** DIRECTION **
Collect each line of the entries that holds the string "this".

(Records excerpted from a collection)
────
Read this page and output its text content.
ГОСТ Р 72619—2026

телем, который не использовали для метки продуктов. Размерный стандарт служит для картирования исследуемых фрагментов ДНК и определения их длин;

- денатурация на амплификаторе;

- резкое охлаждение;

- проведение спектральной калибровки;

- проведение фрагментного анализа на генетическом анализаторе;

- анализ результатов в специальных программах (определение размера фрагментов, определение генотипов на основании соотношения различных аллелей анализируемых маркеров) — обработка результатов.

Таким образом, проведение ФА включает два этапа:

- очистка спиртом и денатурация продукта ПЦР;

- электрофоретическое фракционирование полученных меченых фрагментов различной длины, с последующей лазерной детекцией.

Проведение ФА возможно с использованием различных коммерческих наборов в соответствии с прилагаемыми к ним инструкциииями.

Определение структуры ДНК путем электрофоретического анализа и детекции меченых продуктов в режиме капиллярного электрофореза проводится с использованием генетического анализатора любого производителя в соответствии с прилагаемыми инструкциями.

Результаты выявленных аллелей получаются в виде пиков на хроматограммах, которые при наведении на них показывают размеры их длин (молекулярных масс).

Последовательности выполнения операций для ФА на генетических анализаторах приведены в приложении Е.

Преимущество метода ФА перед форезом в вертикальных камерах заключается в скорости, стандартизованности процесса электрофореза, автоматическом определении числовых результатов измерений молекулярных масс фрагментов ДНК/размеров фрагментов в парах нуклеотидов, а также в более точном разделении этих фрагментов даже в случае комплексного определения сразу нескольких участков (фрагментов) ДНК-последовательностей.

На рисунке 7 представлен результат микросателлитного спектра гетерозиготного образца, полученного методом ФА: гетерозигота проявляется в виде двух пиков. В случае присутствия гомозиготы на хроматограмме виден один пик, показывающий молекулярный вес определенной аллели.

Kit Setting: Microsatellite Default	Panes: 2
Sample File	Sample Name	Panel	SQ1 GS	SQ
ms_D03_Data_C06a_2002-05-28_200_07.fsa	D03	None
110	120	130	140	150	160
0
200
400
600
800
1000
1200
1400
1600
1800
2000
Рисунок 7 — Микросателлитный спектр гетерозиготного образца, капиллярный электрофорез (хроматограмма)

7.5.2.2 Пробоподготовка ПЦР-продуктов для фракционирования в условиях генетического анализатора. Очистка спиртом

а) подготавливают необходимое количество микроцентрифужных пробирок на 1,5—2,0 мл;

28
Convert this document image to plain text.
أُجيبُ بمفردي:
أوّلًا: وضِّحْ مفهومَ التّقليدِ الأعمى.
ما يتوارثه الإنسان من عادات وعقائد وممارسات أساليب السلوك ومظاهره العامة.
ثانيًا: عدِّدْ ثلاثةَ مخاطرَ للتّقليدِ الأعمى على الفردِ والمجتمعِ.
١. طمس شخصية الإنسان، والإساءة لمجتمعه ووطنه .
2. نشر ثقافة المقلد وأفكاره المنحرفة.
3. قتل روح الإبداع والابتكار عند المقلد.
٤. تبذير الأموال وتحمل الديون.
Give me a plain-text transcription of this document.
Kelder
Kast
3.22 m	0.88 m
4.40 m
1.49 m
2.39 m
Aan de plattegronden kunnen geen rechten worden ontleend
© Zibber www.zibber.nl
────
** WRITTEN ANSWER **
Read this page and output its text content.
Convert this document image to plain text.
Give me a plain-text transcription of this document.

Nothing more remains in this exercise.